Task statement
Copy each line below that includes "created".

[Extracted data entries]
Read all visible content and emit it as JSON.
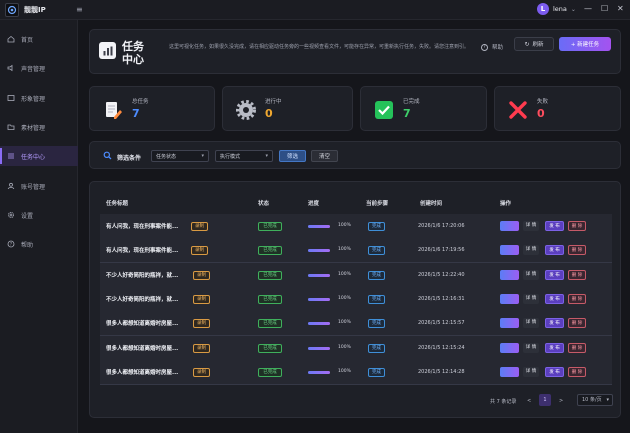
{
  "app": {
    "brand": "靓靓IP"
  },
  "user": {
    "initial": "L",
    "name": "lena"
  },
  "window": {
    "minimize": "—",
    "maximize": "☐",
    "close": "✕"
  },
  "sidebar": {
    "items": [
      {
        "label": "首页",
        "icon": "home-icon"
      },
      {
        "label": "声音管理",
        "icon": "speaker-icon"
      },
      {
        "label": "形象管理",
        "icon": "image-icon"
      },
      {
        "label": "素材管理",
        "icon": "folder-icon"
      },
      {
        "label": "任务中心",
        "icon": "list-icon",
        "active": true
      },
      {
        "label": "账号管理",
        "icon": "user-icon"
      },
      {
        "label": "设置",
        "icon": "gear-icon"
      },
      {
        "label": "帮助",
        "icon": "help-icon"
      }
    ]
  },
  "header": {
    "title": "任务中心",
    "description": "这里可视化任务，如果很久没完成，请在相应驱动任务旁的一些视频查看文件，可能存在异常，可重新执行任务，失败。请您注意到引。",
    "help_label": "帮助",
    "refresh_label": "刷新",
    "new_task_label": "+ 新建任务"
  },
  "stats": [
    {
      "label": "总任务",
      "value": "7",
      "color": "#4d8cff",
      "icon": "document-edit-icon"
    },
    {
      "label": "进行中",
      "value": "0",
      "color": "#f0a830",
      "icon": "gear-icon"
    },
    {
      "label": "已完成",
      "value": "7",
      "color": "#3ed06a",
      "icon": "check-icon"
    },
    {
      "label": "失败",
      "value": "0",
      "color": "#ff4d5e",
      "icon": "cross-icon"
    }
  ],
  "filter": {
    "label": "筛选条件",
    "status_select": "任务状态",
    "mode_select": "执行模式",
    "filter_button": "筛选",
    "clear_button": "清空"
  },
  "table": {
    "headers": [
      "任务标题",
      "状态",
      "进度",
      "当前步骤",
      "创建时间",
      "操作"
    ],
    "rows": [
      {
        "title": "有人问我，现在刑事案件能...",
        "type": "录制",
        "status": "已完成",
        "progress": 100,
        "progress_label": "100%",
        "step": "完成",
        "created": "2026/1/6 17:20:06"
      },
      {
        "title": "有人问我，现在刑事案件能...",
        "type": "录制",
        "status": "已完成",
        "progress": 100,
        "progress_label": "100%",
        "step": "完成",
        "created": "2026/1/6 17:19:56"
      },
      {
        "title": "不少人好奇简阳的瓶祥，就...",
        "type": "录制",
        "status": "已完成",
        "progress": 100,
        "progress_label": "100%",
        "step": "完成",
        "created": "2026/1/5 12:22:40"
      },
      {
        "title": "不少人好奇简阳的瓶祥，就...",
        "type": "录制",
        "status": "已完成",
        "progress": 100,
        "progress_label": "100%",
        "step": "完成",
        "created": "2026/1/5 12:16:31"
      },
      {
        "title": "很多人都想知道离婚时房屋...",
        "type": "录制",
        "status": "已完成",
        "progress": 100,
        "progress_label": "100%",
        "step": "完成",
        "created": "2026/1/5 12:15:57"
      },
      {
        "title": "很多人都想知道离婚时房屋...",
        "type": "录制",
        "status": "已完成",
        "progress": 100,
        "progress_label": "100%",
        "step": "完成",
        "created": "2026/1/5 12:15:24"
      },
      {
        "title": "很多人都想知道离婚时房屋...",
        "type": "录制",
        "status": "已完成",
        "progress": 100,
        "progress_label": "100%",
        "step": "完成",
        "created": "2026/1/5 12:14:28"
      }
    ],
    "actions": {
      "detail": "详 情",
      "publish": "发 布",
      "delete": "删 除"
    }
  },
  "pagination": {
    "total_label": "共 7 条记录",
    "prev": "<",
    "current_page": "1",
    "next": ">",
    "page_size": "10 条/页"
  }
}
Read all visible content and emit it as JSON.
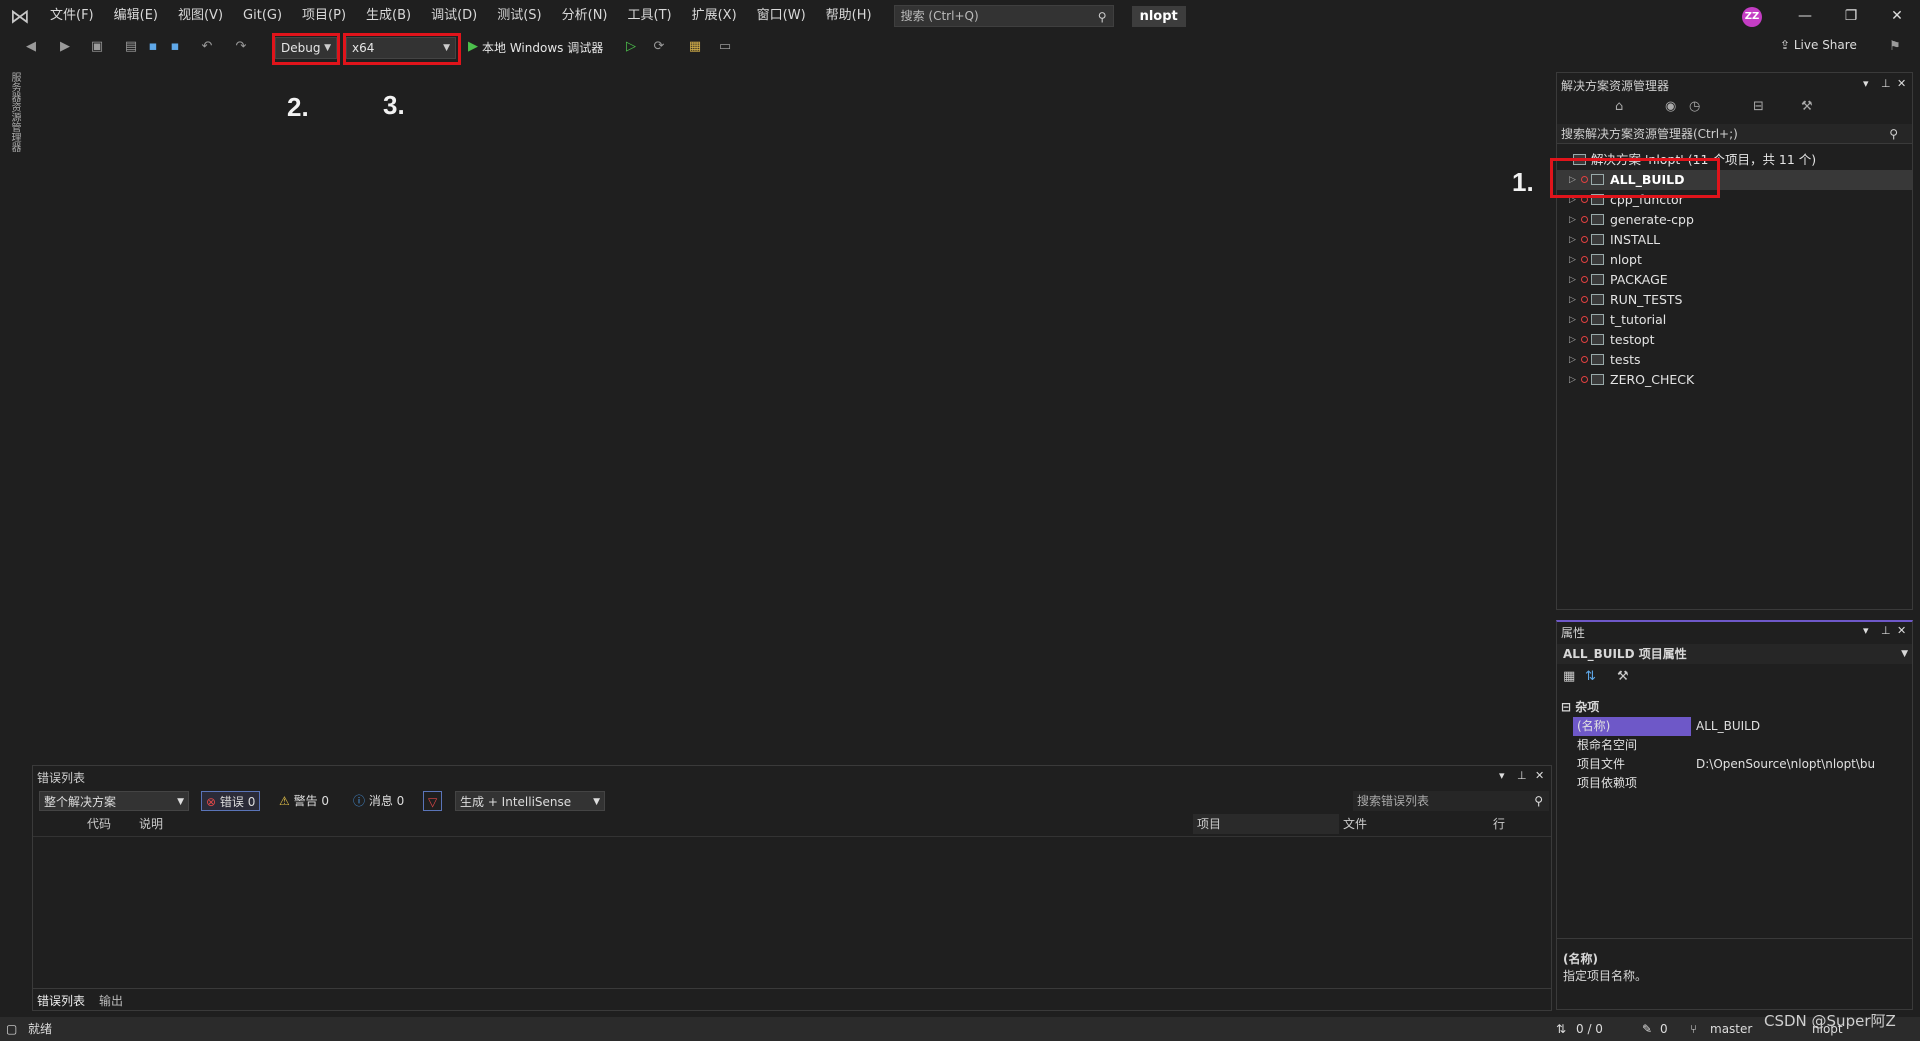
{
  "menu": {
    "items": [
      "文件(F)",
      "编辑(E)",
      "视图(V)",
      "Git(G)",
      "项目(P)",
      "生成(B)",
      "调试(D)",
      "测试(S)",
      "分析(N)",
      "工具(T)",
      "扩展(X)",
      "窗口(W)",
      "帮助(H)"
    ],
    "search_placeholder": "搜索 (Ctrl+Q)",
    "solution_name": "nlopt",
    "user_initials": "ZZ"
  },
  "toolbar": {
    "config": "Debug",
    "platform": "x64",
    "run_target": "本地 Windows 调试器",
    "live_share": "Live Share"
  },
  "annotations": {
    "one": "1.",
    "two": "2.",
    "three": "3."
  },
  "left_vtab": "服务器资源管理器",
  "solution_explorer": {
    "title": "解决方案资源管理器",
    "search": "搜索解决方案资源管理器(Ctrl+;)",
    "root": "解决方案 'nlopt' (11 个项目，共 11 个)",
    "projects": [
      "ALL_BUILD",
      "cpp_functor",
      "generate-cpp",
      "INSTALL",
      "nlopt",
      "PACKAGE",
      "RUN_TESTS",
      "t_tutorial",
      "testopt",
      "tests",
      "ZERO_CHECK"
    ]
  },
  "properties": {
    "title": "属性",
    "object": "ALL_BUILD 项目属性",
    "category": "杂项",
    "rows": [
      {
        "key": "(名称)",
        "val": "ALL_BUILD"
      },
      {
        "key": "根命名空间",
        "val": ""
      },
      {
        "key": "项目文件",
        "val": "D:\\OpenSource\\nlopt\\nlopt\\bu"
      },
      {
        "key": "项目依赖项",
        "val": ""
      }
    ],
    "desc_title": "(名称)",
    "desc_text": "指定项目名称。"
  },
  "error_list": {
    "title": "错误列表",
    "scope": "整个解决方案",
    "errors": "错误 0",
    "warnings": "警告 0",
    "messages": "消息 0",
    "source": "生成 + IntelliSense",
    "search": "搜索错误列表",
    "columns": {
      "code": "代码",
      "desc": "说明",
      "project": "项目",
      "file": "文件",
      "line": "行"
    },
    "tabs": [
      "错误列表",
      "输出"
    ]
  },
  "status": {
    "ready": "就绪",
    "lines": "0 / 0",
    "edits": "0",
    "branch": "master",
    "repo": "nlopt",
    "watermark": "CSDN @Super阿Z"
  }
}
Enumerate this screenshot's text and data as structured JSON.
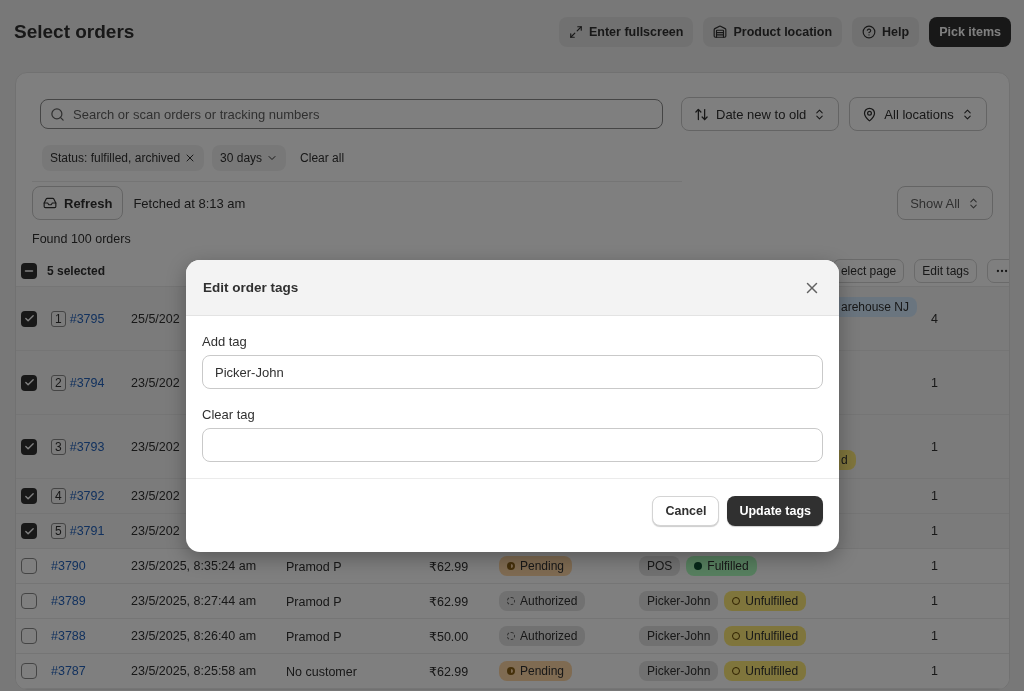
{
  "page": {
    "title": "Select orders"
  },
  "header_buttons": [
    {
      "label": "Enter fullscreen",
      "kind": "fullscreen"
    },
    {
      "label": "Product location",
      "kind": "location"
    },
    {
      "label": "Help",
      "kind": "help"
    },
    {
      "label": "Pick items",
      "kind": "primary"
    }
  ],
  "search": {
    "placeholder": "Search or scan orders or tracking numbers"
  },
  "sort": {
    "value": "Date new to old"
  },
  "location_filter": {
    "value": "All locations"
  },
  "filters": [
    {
      "label": "Status: fulfilled, archived",
      "kind": "removable"
    },
    {
      "label": "30 days",
      "kind": "dropdown"
    }
  ],
  "clear_all": "Clear all",
  "refresh": {
    "label": "Refresh"
  },
  "fetched": "Fetched at 8:13 am",
  "show": {
    "value": "Show All"
  },
  "found": "Found 100 orders",
  "bulk": {
    "count": "5 selected",
    "partial": true,
    "actions": [
      "elect page",
      "Edit tags"
    ]
  },
  "rows": [
    {
      "selected": true,
      "index": "1",
      "order": "#3795",
      "date": "25/5/202",
      "expanded": true,
      "edge": [
        {
          "kind": "location",
          "text": "arehouse NJ"
        }
      ],
      "quantity": "4"
    },
    {
      "selected": true,
      "index": "2",
      "order": "#3794",
      "date": "23/5/202",
      "expanded": true,
      "quantity": "1"
    },
    {
      "selected": true,
      "index": "3",
      "order": "#3793",
      "date": "23/5/202",
      "expanded": true,
      "edge": [
        {
          "kind": "unfulfilled",
          "text": "d"
        }
      ],
      "quantity": "1"
    },
    {
      "selected": true,
      "index": "4",
      "order": "#3792",
      "date": "23/5/202",
      "expanded": false,
      "quantity": "1"
    },
    {
      "selected": true,
      "index": "5",
      "order": "#3791",
      "date": "23/5/202",
      "expanded": false,
      "quantity": "1"
    },
    {
      "selected": false,
      "order": "#3790",
      "date": "23/5/2025, 8:35:24 am",
      "customer": "Pramod P",
      "amount": "₹62.99",
      "payment": {
        "text": "Pending",
        "kind": "pending"
      },
      "tags": [
        "POS"
      ],
      "fulfillment": {
        "text": "Fulfilled",
        "kind": "fulfilled"
      },
      "quantity": "1"
    },
    {
      "selected": false,
      "order": "#3789",
      "date": "23/5/2025, 8:27:44 am",
      "customer": "Pramod P",
      "amount": "₹62.99",
      "payment": {
        "text": "Authorized",
        "kind": "authorized"
      },
      "tags": [
        "Picker-John"
      ],
      "fulfillment": {
        "text": "Unfulfilled",
        "kind": "unfulfilled"
      },
      "quantity": "1"
    },
    {
      "selected": false,
      "order": "#3788",
      "date": "23/5/2025, 8:26:40 am",
      "customer": "Pramod P",
      "amount": "₹50.00",
      "payment": {
        "text": "Authorized",
        "kind": "authorized"
      },
      "tags": [
        "Picker-John"
      ],
      "fulfillment": {
        "text": "Unfulfilled",
        "kind": "unfulfilled"
      },
      "quantity": "1"
    },
    {
      "selected": false,
      "order": "#3787",
      "date": "23/5/2025, 8:25:58 am",
      "customer": "No customer",
      "amount": "₹62.99",
      "payment": {
        "text": "Pending",
        "kind": "pending"
      },
      "tags": [
        "Picker-John"
      ],
      "fulfillment": {
        "text": "Unfulfilled",
        "kind": "unfulfilled"
      },
      "quantity": "1"
    }
  ],
  "modal": {
    "title": "Edit order tags",
    "fields": [
      {
        "label": "Add tag",
        "value": "Picker-John"
      },
      {
        "label": "Clear tag"
      }
    ],
    "buttons": [
      {
        "label": "Cancel",
        "primary": false
      },
      {
        "label": "Update tags",
        "primary": true
      }
    ]
  }
}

Written solution
        "created": "2026/1/6 17:20:06"
        "created": "2026/1/6 17:19:56"
        "created": "2026/1/5 12:22:40"
        "created": "2026/1/5 12:16:31"
        "created": "2026/1/5 12:15:57"
        "created": "2026/1/5 12:15:24"
        "created": "2026/1/5 12:14:28"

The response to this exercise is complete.